### Material for the task
====

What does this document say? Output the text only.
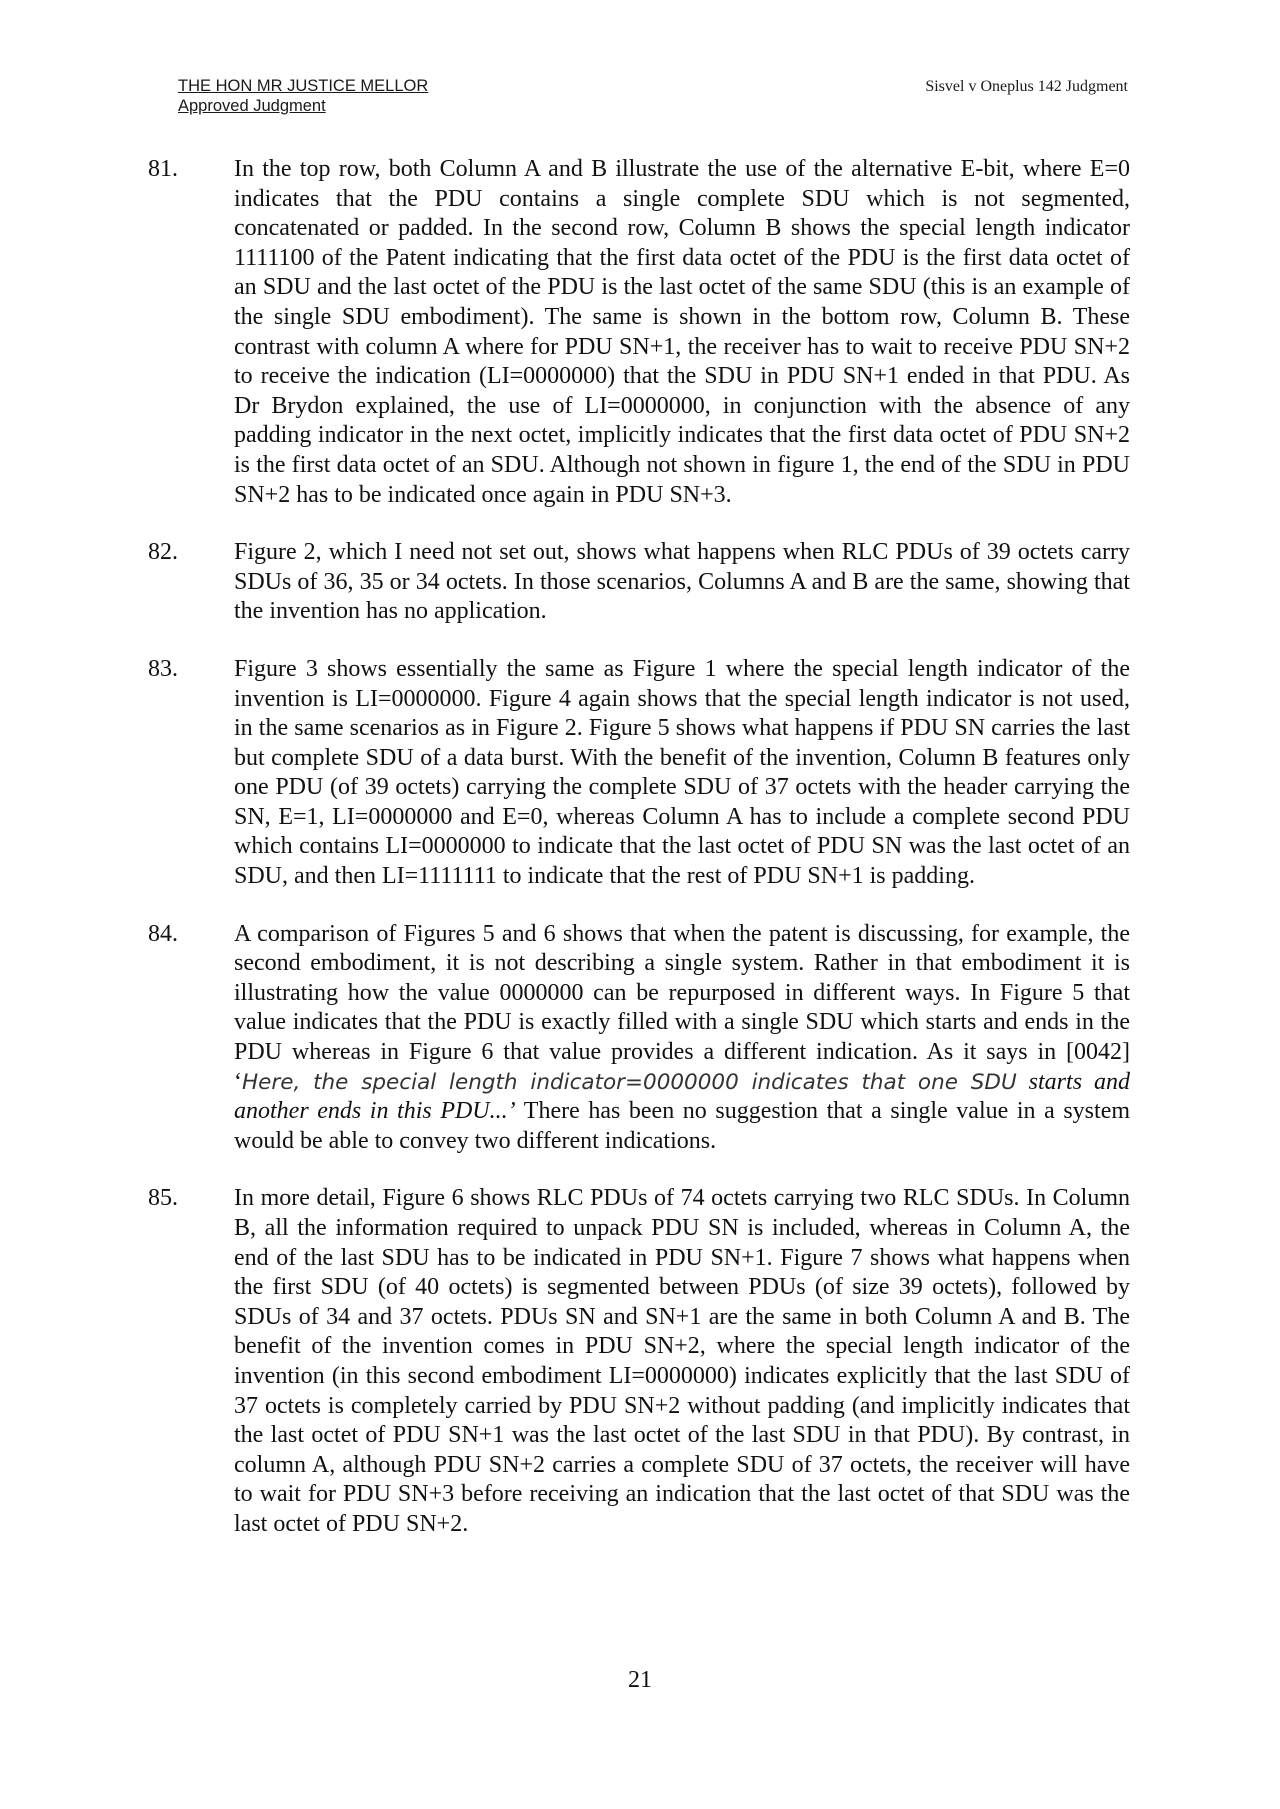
THE HON MR JUSTICE MELLOR
Approved Judgment
Sisvel v Oneplus 142 Judgment
81. In the top row, both Column A and B illustrate the use of the alternative E-bit, where E=0 indicates that the PDU contains a single complete SDU which is not segmented, concatenated or padded. In the second row, Column B shows the special length indicator 1111100 of the Patent indicating that the first data octet of the PDU is the first data octet of an SDU and the last octet of the PDU is the last octet of the same SDU (this is an example of the single SDU embodiment). The same is shown in the bottom row, Column B. These contrast with column A where for PDU SN+1, the receiver has to wait to receive PDU SN+2 to receive the indication (LI=0000000) that the SDU in PDU SN+1 ended in that PDU. As Dr Brydon explained, the use of LI=0000000, in conjunction with the absence of any padding indicator in the next octet, implicitly indicates that the first data octet of PDU SN+2 is the first data octet of an SDU. Although not shown in figure 1, the end of the SDU in PDU SN+2 has to be indicated once again in PDU SN+3.
82. Figure 2, which I need not set out, shows what happens when RLC PDUs of 39 octets carry SDUs of 36, 35 or 34 octets. In those scenarios, Columns A and B are the same, showing that the invention has no application.
83. Figure 3 shows essentially the same as Figure 1 where the special length indicator of the invention is LI=0000000. Figure 4 again shows that the special length indicator is not used, in the same scenarios as in Figure 2. Figure 5 shows what happens if PDU SN carries the last but complete SDU of a data burst. With the benefit of the invention, Column B features only one PDU (of 39 octets) carrying the complete SDU of 37 octets with the header carrying the SN, E=1, LI=0000000 and E=0, whereas Column A has to include a complete second PDU which contains LI=0000000 to indicate that the last octet of PDU SN was the last octet of an SDU, and then LI=1111111 to indicate that the rest of PDU SN+1 is padding.
84. A comparison of Figures 5 and 6 shows that when the patent is discussing, for example, the second embodiment, it is not describing a single system. Rather in that embodiment it is illustrating how the value 0000000 can be repurposed in different ways. In Figure 5 that value indicates that the PDU is exactly filled with a single SDU which starts and ends in the PDU whereas in Figure 6 that value provides a different indication. As it says in [0042] ‘Here, the special length indicator=0000000 indicates that one SDU starts and another ends in this PDU...’ There has been no suggestion that a single value in a system would be able to convey two different indications.
85. In more detail, Figure 6 shows RLC PDUs of 74 octets carrying two RLC SDUs. In Column B, all the information required to unpack PDU SN is included, whereas in Column A, the end of the last SDU has to be indicated in PDU SN+1. Figure 7 shows what happens when the first SDU (of 40 octets) is segmented between PDUs (of size 39 octets), followed by SDUs of 34 and 37 octets. PDUs SN and SN+1 are the same in both Column A and B. The benefit of the invention comes in PDU SN+2, where the special length indicator of the invention (in this second embodiment LI=0000000) indicates explicitly that the last SDU of 37 octets is completely carried by PDU SN+2 without padding (and implicitly indicates that the last octet of PDU SN+1 was the last octet of the last SDU in that PDU). By contrast, in column A, although PDU SN+2 carries a complete SDU of 37 octets, the receiver will have to wait for PDU SN+3 before receiving an indication that the last octet of that SDU was the last octet of PDU SN+2.
21
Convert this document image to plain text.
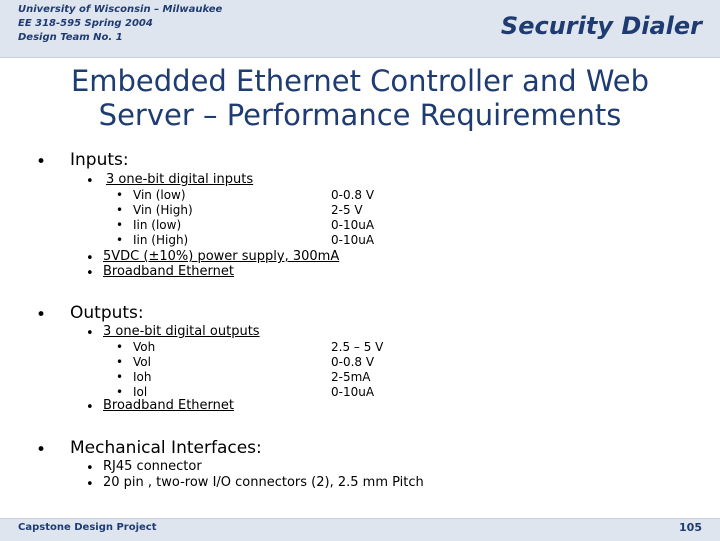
University of Wisconsin – Milwaukee
EE 318-595 Spring 2004
Design Team No. 1	Security Dialer
Embedded Ethernet Controller and Web
Server – Performance Requirements
• Inputs:
• 3 one-bit digital inputs
•
•
•
•
Vin (low)
Vin (High)
Iin (low)
Iin (High)
0-0.8 V
2-5 V
0-10uA
0-10uA
• 5VDC (±10%) power supply, 300mA
• Broadband Ethernet
• Outputs:
• 3 one-bit digital outputs
•
•
•
•
Voh
Vol
Ioh
Iol
2.5 – 5 V
0-0.8 V
2-5mA
0-10uA
• Broadband Ethernet
• Mechanical Interfaces:
• RJ45 connector
• 20 pin , two-row I/O connectors (2), 2.5 mm Pitch
Capstone Design Project	105
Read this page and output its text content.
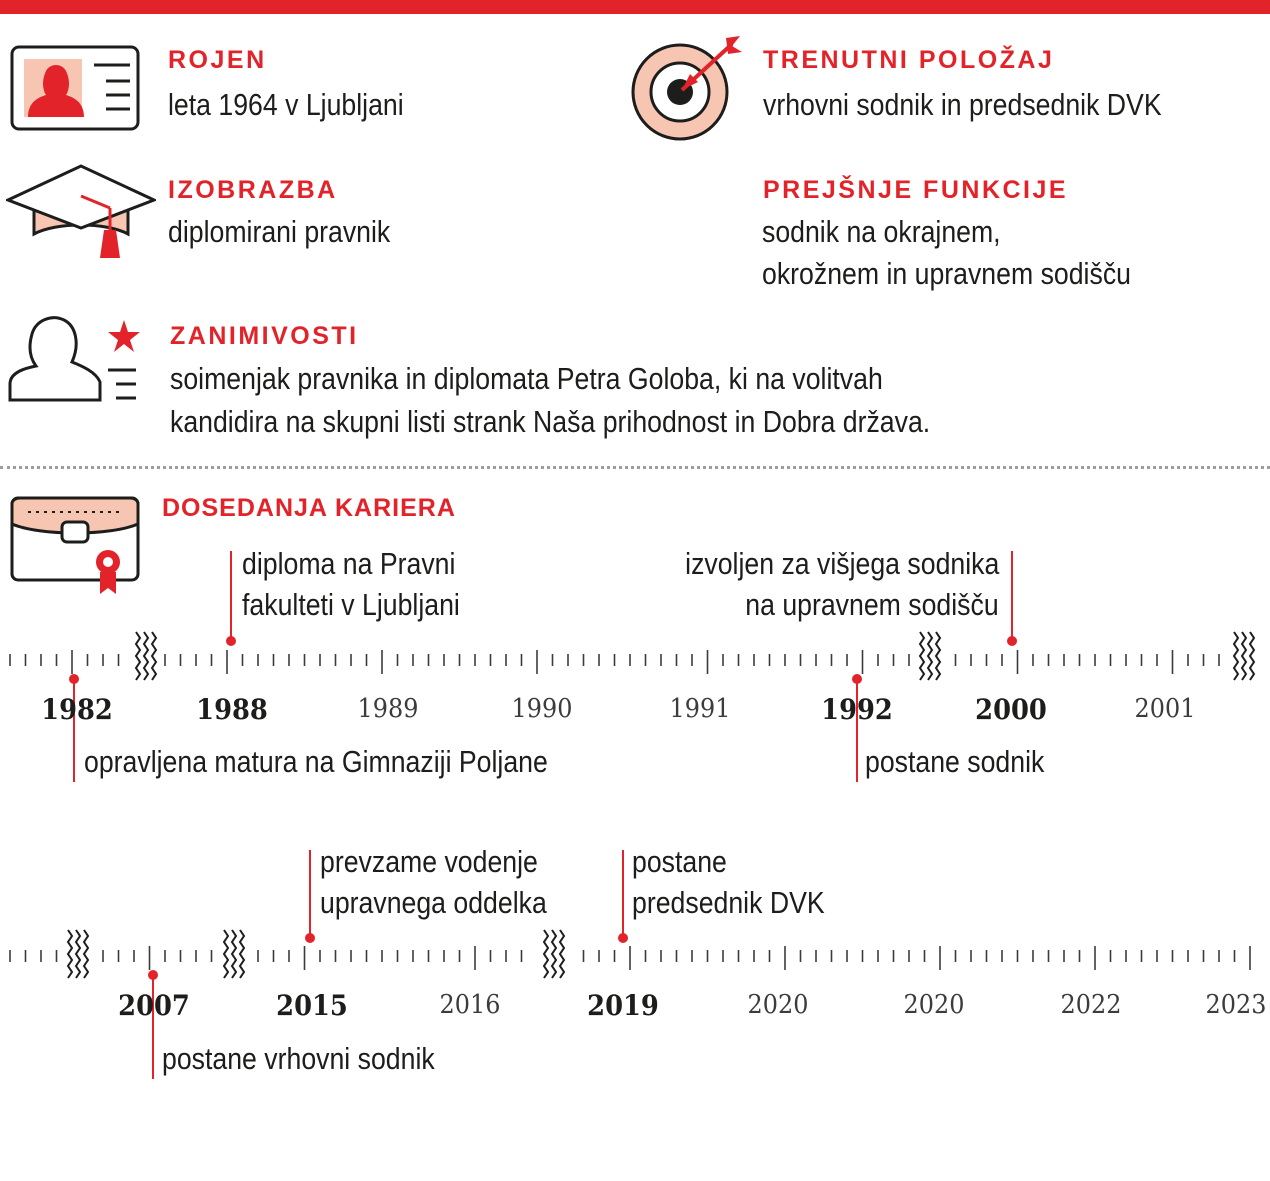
ROJEN
leta 1964 v Ljubljani
TRENUTNI POLOŽAJ
vrhovni sodnik in predsednik DVK
IZOBRAZBA
diplomirani pravnik
PREJŠNJE FUNKCIJE
sodnik na okrajnem,
okrožnem in upravnem sodišču
ZANIMIVOSTI
soimenjak pravnika in diplomata Petra Goloba, ki na volitvah
kandidira na skupni listi strank Naša prihodnost in Dobra država.
DOSEDANJA KARIERA
1982	1988	1989	1990	1991	1992	2000	2001
opravljena matura na Gimnaziji Poljane
diploma na Pravni
fakulteti v Ljubljani
postane sodnik
izvoljen za višjega sodnika
na upravnem sodišču
2007	2015	2016	2019	2020	2020	2022	2023
postane vrhovni sodnik
prevzame vodenje
upravnega oddelka
postane
predsednik DVK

====

Pull out all lines of the data with the string "Ljubljani".

### Expected answer
leta 1964 v Ljubljani
fakulteti v Ljubljani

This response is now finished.